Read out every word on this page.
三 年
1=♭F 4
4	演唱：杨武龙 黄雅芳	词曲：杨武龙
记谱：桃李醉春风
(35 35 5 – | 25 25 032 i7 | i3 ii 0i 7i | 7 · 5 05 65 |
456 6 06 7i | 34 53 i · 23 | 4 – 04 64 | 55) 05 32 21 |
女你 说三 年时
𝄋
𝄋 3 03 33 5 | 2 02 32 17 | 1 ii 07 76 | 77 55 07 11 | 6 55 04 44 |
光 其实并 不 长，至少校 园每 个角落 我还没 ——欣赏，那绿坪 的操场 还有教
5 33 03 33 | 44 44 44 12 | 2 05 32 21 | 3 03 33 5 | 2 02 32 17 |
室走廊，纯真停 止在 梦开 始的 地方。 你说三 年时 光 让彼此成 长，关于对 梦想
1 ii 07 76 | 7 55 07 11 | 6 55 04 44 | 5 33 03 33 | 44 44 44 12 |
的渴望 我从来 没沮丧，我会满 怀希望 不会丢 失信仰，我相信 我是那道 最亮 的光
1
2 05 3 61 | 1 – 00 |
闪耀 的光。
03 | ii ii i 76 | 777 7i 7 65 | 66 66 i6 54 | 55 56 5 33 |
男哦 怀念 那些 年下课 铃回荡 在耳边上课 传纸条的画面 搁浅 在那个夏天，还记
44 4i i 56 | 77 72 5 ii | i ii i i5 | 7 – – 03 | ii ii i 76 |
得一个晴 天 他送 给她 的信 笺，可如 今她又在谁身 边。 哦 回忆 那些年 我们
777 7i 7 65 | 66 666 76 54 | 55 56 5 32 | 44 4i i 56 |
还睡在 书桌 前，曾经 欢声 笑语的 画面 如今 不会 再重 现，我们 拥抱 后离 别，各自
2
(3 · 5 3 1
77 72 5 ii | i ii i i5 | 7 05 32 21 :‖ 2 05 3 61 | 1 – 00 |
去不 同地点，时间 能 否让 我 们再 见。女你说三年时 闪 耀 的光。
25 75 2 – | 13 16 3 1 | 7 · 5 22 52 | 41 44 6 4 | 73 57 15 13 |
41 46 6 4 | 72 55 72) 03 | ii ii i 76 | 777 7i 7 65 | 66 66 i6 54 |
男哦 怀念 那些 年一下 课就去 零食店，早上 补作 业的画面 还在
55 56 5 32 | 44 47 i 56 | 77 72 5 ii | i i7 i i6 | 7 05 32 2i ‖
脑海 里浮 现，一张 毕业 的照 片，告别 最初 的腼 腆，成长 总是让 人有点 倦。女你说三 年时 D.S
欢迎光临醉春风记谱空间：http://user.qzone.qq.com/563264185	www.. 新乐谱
________________
Problem details:
Return all of the data exactly as it reads.

Result of the task:
Read out every word on this page.
三 年
1=♭F 4
4	演唱：杨武龙 黄雅芳	词曲：杨武龙
记谱：桃李醉春风
(35 35 5 – | 25 25 032 i7 | i3 ii 0i 7i | 7 · 5 05 65 |
456 6 06 7i | 34 53 i · 23 | 4 – 04 64 | 55) 05 32 21 |
女你 说三 年时
𝄋
𝄋 3 03 33 5 | 2 02 32 17 | 1 ii 07 76 | 77 55 07 11 | 6 55 04 44 |
光 其实并 不 长，至少校 园每 个角落 我还没 ——欣赏，那绿坪 的操场 还有教
5 33 03 33 | 44 44 44 12 | 2 05 32 21 | 3 03 33 5 | 2 02 32 17 |
室走廊，纯真停 止在 梦开 始的 地方。 你说三 年时 光 让彼此成 长，关于对 梦想
1 ii 07 76 | 7 55 07 11 | 6 55 04 44 | 5 33 03 33 | 44 44 44 12 |
的渴望 我从来 没沮丧，我会满 怀希望 不会丢 失信仰，我相信 我是那道 最亮 的光
1
2 05 3 61 | 1 – 00 |
闪耀 的光。
03 | ii ii i 76 | 777 7i 7 65 | 66 66 i6 54 | 55 56 5 33 |
男哦 怀念 那些 年下课 铃回荡 在耳边上课 传纸条的画面 搁浅 在那个夏天，还记
44 4i i 56 | 77 72 5 ii | i ii i i5 | 7 – – 03 | ii ii i 76 |
得一个晴 天 他送 给她 的信 笺，可如 今她又在谁身 边。 哦 回忆 那些年 我们
777 7i 7 65 | 66 666 76 54 | 55 56 5 32 | 44 4i i 56 |
还睡在 书桌 前，曾经 欢声 笑语的 画面 如今 不会 再重 现，我们 拥抱 后离 别，各自
2
(3 · 5 3 1
77 72 5 ii | i ii i i5 | 7 05 32 21 :‖ 2 05 3 61 | 1 – 00 |
去不 同地点，时间 能 否让 我 们再 见。女你说三年时 闪 耀 的光。
25 75 2 – | 13 16 3 1 | 7 · 5 22 52 | 41 44 6 4 | 73 57 15 13 |
41 46 6 4 | 72 55 72) 03 | ii ii i 76 | 777 7i 7 65 | 66 66 i6 54 |
男哦 怀念 那些 年一下 课就去 零食店，早上 补作 业的画面 还在
55 56 5 32 | 44 47 i 56 | 77 72 5 ii | i i7 i i6 | 7 05 32 2i ‖
脑海 里浮 现，一张 毕业 的照 片，告别 最初 的腼 腆，成长 总是让 人有点 倦。女你说三 年时 D.S
欢迎光临醉春风记谱空间：http://user.qzone.qq.com/563264185	www.. 新乐谱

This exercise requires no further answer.